[start of Passage]

QuantLens Data Platform
Achieving a robust financial data platform with observability and orchestration on a self-hosted micro-architecture (8GB RAM VM). (Under Active Development)
Status: This is an internal research initiative under active development. Current work focuses on leveraging DuckDB for vectorized financial analysis and optimizing self-hosted operational costs.
Overview
QuantLens is an internal R&D initiative at JPR Labs designed to push the boundaries of cost-effective data platforming and data engineering. The goal was to build a robust, self-hosted financial data platform that delivers the capabilities of modern platforms like Databricks or Azure Fabric, but engineered to run efficiently on commodity cloud hardware.
This project serves as a reference architecture for lean startups and deep-work technical teams who need powerful data operations without the complexity, overhead, and excessive cost of the typical "Modern Data Stack".

The Philosophy: Control vs. Cost
Enterprise tools like Databricks, Snowflake, or Azure Fabric are standard for large organizations. They solve the problem of scaling to petabytes and managing hundreds of engineers. However, for small teams or deep technical R&D shops, these tools are often overkill. They introduce significant billing overhead and vendor lock-in for workloads that simply do not require distributed clusters.
We believe that for high-performance, focused engineering teams, self-hosted infrastructure provides the ultimate balance: full control, maximum data sovereignty, and extreme cost-effectiveness. You pay for the metal, not the markup.
The Solution
We architected a fully self-managed stack running on a standard Hetzner Cloud VM (CAX21: 4 vCPU, 8GB RAM). This setup costs approximately €6/month, demonstrating that you do not need a five-figure cloud bill to have a professional data lakehouse.
1. "Control Room" Frontend
We built a custom dashboard inspired by the operational clarity of Azure Data Factory's monitoring view.
- Pipeline History: Provides a clear, temporal view of all Dagster runs, allowing for instant debugging of failures.
- Data Explorer: A lightweight query interface allowing users to explore the Delta Lake directly using DuckDB. This brings the "Query Editor" experience of big platforms to local files.

2. Data Storage: The Local Lakehouse
We implemented a full Delta Lake architecture, but instead of using expensive cloud object storage (S3), we hosted it locally on the VM's NVMe drive under /data/lake.
- Architecture: A standardized Bronze/Silver/Gold medallion architecture ensures data quality and lineage.
- Performance: By keeping compute (DuckDB) and storage (Delta Tables) on the same machine, we eliminate network latency entirely.
- Protocol: We leverage the open-source Delta Lake protocol for ACID transactions and time-travel, giving us enterprise-grade reliability on a local filesystem.
3. High-Efficiency Engine: Why DuckDB?
A core architectural decision was selecting the compute engine. The industry standard for years has been Apache Spark. However, we identified a shift in the data landscape.

[end of Passage]

◆ **Exercise task**:
Pick up the QuantLens platform write-up right after its last sentence and keep it going. The data that comes after this text has nothing to do with what is asked here.

[start of Material]

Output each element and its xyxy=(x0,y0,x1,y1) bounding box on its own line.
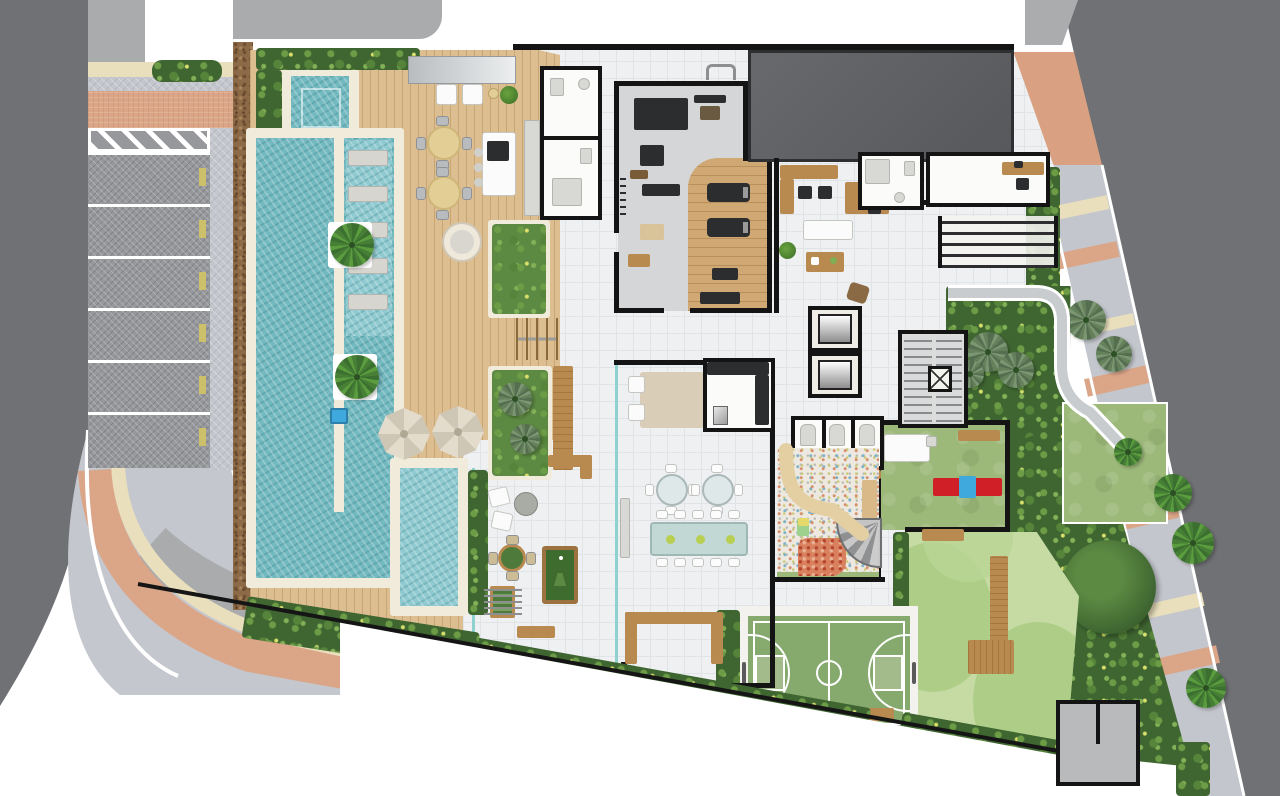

[end of Material]

◆ **Output below**:
The Spark vs. DuckDB Trade-off
In 2015, vertical scaling was hard, and RAM was expensive. If you had 100GB of data, you often needed a cluster. Today, a single node with NVMe drives and reasonable RAM can verify massive datasets.
For workloads under 1TB/day (which covers 99% of use cases), the complexity of managing a Spark cluster (JVM tuning, worker nodes, shuffling) is an unnecessary tax. We aligned with the industry trend favoring DuckDB for single-node processing. It allows us to process millions of rows of financial data in-memory with vectorized execution, avoiding the network overhead of distributed systems entirely.
4. Orchestration & Quality
- Dagster: Manages complex dependency graphs and pipeline execution. We prefer its asset-based definition over Airflow's task-based approach.
- dbt (Data Build Tool): Handles SQL transformations and automated testing.
- Docker: Containerizes every step to ensure consistent execution environments.
5. Infrastructure as Code
The entire platform is defined in code.
- Ansible: Automates the provisioning and configuration of the Linux server.
- Self-Healing: The system is designed to recover automatically from failures, minimizing maintenance overhead.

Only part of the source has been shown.